WHAT YOU HAVE TO DO → Scan the data below for the string "Ireland". Copy every line where it appears.

++++++++

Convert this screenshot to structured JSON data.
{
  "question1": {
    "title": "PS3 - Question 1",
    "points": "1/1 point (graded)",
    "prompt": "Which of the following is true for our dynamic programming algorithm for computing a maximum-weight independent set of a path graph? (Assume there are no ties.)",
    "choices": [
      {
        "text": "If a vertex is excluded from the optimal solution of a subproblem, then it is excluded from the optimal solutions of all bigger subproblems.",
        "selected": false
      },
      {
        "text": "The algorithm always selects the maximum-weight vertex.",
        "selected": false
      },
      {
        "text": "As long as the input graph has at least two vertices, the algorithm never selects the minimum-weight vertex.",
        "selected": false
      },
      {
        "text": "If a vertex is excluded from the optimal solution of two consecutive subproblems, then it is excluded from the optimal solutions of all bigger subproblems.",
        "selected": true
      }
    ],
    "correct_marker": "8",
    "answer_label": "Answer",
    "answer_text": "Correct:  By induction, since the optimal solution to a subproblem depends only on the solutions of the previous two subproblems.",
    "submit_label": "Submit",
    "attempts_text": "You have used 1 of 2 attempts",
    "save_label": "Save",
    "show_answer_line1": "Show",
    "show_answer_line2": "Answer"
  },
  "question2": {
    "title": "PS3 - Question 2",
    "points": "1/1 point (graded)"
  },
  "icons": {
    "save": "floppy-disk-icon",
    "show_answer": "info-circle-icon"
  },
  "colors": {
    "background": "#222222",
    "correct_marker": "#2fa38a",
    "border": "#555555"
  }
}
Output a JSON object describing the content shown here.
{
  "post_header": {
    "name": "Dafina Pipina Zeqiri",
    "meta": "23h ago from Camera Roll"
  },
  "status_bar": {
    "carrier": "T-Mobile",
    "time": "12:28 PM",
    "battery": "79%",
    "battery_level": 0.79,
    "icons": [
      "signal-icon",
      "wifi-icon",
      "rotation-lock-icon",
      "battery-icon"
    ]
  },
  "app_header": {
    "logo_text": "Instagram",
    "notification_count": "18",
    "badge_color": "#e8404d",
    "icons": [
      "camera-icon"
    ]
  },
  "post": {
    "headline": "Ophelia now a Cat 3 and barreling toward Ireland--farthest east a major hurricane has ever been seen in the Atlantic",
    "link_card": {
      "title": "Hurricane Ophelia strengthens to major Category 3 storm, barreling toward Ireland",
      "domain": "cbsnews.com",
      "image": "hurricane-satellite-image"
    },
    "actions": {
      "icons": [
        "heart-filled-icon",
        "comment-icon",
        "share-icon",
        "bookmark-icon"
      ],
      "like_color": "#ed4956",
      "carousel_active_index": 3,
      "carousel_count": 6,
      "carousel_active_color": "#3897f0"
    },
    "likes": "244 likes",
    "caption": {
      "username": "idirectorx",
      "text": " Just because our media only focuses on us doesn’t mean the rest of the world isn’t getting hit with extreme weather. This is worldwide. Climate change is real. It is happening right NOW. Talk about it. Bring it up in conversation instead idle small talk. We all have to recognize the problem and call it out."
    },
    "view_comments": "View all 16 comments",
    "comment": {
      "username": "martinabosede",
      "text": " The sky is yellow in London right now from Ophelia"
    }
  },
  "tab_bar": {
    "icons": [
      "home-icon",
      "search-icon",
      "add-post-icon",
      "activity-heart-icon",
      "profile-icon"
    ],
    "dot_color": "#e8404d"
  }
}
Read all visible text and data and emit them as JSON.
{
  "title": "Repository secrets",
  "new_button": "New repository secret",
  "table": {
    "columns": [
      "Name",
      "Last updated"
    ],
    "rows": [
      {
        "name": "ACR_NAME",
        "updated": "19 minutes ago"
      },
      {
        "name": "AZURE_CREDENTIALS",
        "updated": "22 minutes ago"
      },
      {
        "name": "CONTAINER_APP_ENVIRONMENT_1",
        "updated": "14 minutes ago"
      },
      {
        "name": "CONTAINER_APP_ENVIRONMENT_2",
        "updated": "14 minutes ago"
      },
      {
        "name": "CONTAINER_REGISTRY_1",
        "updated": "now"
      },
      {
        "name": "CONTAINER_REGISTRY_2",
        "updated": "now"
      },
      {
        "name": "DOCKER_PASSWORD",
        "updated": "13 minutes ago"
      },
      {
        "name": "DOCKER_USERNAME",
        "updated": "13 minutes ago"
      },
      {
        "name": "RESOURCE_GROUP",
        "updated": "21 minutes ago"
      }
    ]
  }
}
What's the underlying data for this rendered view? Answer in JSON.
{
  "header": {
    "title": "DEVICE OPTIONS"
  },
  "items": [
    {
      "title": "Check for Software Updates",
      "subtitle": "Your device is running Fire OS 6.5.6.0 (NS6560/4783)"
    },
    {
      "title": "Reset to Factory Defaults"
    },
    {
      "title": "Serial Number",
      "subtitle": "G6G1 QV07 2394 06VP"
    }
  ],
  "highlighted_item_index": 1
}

++++++++

OUTPUT OF THE EXERCISE →
    "headline": "Ophelia now a Cat 3 and barreling toward Ireland--farthest east a major hurricane has ever been seen in the Atlantic",
      "title": "Hurricane Ophelia strengthens to major Category 3 storm, barreling toward Ireland",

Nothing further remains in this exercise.